_What you are asked to do_: In the listing below, locate the lines that hold "color" and copy them.

[Collected data]
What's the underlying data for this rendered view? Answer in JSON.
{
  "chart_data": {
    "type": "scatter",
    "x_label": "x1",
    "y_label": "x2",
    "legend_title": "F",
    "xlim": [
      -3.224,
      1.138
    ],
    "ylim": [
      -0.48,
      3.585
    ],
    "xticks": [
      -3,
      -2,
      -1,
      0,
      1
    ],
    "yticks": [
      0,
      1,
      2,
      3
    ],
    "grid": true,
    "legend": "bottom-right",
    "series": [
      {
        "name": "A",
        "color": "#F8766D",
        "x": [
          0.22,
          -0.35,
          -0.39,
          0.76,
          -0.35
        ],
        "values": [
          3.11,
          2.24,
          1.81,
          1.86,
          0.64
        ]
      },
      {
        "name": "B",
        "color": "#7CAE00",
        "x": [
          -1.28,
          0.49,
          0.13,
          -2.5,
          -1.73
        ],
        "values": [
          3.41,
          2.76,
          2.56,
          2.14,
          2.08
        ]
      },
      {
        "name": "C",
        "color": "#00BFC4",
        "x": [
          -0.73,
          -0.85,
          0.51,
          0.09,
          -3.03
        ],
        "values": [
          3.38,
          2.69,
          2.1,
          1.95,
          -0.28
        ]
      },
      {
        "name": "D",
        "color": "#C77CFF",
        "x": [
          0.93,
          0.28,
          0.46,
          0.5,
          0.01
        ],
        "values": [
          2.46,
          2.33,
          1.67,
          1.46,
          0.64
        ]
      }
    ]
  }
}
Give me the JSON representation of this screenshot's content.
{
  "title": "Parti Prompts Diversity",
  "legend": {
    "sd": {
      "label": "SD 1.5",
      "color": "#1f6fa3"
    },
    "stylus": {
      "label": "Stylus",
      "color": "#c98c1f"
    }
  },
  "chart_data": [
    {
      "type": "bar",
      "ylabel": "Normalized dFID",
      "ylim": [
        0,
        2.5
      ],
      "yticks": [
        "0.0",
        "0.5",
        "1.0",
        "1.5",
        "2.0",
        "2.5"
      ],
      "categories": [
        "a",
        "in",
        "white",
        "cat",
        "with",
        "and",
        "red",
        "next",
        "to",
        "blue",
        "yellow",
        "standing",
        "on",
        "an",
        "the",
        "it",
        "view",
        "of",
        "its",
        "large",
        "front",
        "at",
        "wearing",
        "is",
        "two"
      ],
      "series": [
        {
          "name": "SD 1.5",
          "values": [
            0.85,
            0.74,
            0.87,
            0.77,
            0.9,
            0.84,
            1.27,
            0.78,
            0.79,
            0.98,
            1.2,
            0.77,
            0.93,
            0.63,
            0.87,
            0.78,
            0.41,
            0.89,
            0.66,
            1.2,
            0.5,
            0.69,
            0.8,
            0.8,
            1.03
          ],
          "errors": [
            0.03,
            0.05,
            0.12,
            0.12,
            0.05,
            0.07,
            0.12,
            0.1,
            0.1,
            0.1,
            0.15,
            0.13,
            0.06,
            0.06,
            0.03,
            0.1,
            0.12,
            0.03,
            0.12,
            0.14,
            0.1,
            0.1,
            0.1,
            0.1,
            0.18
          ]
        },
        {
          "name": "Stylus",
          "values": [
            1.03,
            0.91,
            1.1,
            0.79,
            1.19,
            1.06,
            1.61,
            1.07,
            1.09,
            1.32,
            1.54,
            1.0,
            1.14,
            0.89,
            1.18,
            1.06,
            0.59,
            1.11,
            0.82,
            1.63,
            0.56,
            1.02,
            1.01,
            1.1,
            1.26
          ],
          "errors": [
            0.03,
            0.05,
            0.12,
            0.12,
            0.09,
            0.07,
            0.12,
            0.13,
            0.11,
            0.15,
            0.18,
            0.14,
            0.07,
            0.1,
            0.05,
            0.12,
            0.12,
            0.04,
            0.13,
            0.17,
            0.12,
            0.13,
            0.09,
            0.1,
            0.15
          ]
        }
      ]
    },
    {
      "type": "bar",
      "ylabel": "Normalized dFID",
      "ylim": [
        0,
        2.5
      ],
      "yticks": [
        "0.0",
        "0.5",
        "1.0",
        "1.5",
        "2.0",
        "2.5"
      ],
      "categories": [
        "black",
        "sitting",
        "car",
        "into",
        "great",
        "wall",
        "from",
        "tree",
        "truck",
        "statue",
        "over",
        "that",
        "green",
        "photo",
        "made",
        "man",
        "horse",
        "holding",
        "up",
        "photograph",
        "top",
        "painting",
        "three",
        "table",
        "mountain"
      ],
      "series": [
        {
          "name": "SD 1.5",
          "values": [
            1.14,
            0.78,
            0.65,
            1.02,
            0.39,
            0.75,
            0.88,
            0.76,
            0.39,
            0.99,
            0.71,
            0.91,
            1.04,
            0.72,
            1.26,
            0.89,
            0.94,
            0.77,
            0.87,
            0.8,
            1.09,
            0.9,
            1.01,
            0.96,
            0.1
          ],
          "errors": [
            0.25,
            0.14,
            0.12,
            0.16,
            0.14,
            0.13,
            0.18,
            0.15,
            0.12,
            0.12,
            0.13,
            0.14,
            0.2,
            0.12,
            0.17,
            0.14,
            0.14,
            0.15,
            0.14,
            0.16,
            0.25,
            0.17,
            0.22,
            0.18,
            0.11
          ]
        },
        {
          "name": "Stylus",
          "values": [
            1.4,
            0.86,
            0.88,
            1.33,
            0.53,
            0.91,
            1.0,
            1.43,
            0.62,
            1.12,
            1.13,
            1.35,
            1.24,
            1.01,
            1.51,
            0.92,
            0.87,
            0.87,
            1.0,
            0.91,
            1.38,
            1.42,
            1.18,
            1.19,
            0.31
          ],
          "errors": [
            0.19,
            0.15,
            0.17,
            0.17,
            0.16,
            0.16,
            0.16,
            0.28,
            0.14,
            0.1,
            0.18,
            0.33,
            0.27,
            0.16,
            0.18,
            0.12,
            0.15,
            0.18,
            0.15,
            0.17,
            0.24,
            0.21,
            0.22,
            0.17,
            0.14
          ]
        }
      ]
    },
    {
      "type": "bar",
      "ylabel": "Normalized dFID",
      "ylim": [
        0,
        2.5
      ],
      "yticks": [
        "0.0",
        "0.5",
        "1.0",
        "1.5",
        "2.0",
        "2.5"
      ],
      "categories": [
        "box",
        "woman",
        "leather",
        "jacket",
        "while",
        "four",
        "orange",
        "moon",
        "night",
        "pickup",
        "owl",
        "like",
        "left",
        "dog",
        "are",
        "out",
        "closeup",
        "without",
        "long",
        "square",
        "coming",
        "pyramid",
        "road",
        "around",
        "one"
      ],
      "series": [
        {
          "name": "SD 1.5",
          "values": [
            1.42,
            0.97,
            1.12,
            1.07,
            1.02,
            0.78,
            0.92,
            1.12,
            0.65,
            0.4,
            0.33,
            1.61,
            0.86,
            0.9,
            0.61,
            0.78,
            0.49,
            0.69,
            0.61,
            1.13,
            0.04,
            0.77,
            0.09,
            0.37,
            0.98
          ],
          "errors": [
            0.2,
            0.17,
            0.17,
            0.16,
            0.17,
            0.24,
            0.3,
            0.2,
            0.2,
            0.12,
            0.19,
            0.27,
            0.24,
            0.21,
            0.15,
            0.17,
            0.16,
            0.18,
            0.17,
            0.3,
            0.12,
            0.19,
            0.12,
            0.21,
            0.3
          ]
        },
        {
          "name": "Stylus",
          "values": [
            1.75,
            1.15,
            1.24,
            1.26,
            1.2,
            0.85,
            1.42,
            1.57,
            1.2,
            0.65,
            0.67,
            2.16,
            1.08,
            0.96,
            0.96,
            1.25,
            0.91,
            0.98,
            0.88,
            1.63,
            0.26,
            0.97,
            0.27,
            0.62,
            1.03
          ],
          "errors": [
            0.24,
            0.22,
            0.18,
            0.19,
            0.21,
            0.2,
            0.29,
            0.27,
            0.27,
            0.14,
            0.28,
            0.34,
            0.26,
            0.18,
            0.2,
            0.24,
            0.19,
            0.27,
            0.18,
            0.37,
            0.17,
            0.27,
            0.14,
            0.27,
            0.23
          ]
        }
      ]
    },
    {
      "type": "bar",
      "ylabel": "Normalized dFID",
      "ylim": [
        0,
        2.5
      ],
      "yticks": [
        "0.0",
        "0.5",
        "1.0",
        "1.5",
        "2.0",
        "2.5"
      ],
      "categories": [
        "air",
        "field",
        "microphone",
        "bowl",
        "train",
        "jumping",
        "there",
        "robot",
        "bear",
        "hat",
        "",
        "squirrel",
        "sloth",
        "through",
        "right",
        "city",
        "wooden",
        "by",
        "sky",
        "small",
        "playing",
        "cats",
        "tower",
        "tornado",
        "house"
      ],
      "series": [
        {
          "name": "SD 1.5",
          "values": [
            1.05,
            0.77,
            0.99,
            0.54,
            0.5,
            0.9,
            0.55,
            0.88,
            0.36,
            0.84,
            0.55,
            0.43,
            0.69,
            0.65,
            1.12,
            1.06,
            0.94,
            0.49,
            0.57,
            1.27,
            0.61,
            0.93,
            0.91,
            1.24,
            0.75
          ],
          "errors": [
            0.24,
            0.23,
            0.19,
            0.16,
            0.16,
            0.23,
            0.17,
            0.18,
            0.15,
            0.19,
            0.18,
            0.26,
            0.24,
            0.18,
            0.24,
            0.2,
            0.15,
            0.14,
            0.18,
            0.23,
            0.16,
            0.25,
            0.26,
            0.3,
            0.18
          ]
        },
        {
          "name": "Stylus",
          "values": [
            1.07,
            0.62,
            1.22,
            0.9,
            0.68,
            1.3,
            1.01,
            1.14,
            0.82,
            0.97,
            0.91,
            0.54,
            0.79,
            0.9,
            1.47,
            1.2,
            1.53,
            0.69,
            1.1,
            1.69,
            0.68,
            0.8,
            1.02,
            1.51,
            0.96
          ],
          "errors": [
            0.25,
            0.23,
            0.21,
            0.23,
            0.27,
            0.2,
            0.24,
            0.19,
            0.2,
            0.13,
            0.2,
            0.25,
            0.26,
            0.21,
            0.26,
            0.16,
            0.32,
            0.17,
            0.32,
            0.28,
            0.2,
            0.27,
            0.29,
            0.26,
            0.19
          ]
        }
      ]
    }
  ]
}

_Expected output_:
        "color": "#F8766D",
        "color": "#7CAE00",
        "color": "#00BFC4",
        "color": "#C77CFF",
      "color": "#1f6fa3"
      "color": "#c98c1f"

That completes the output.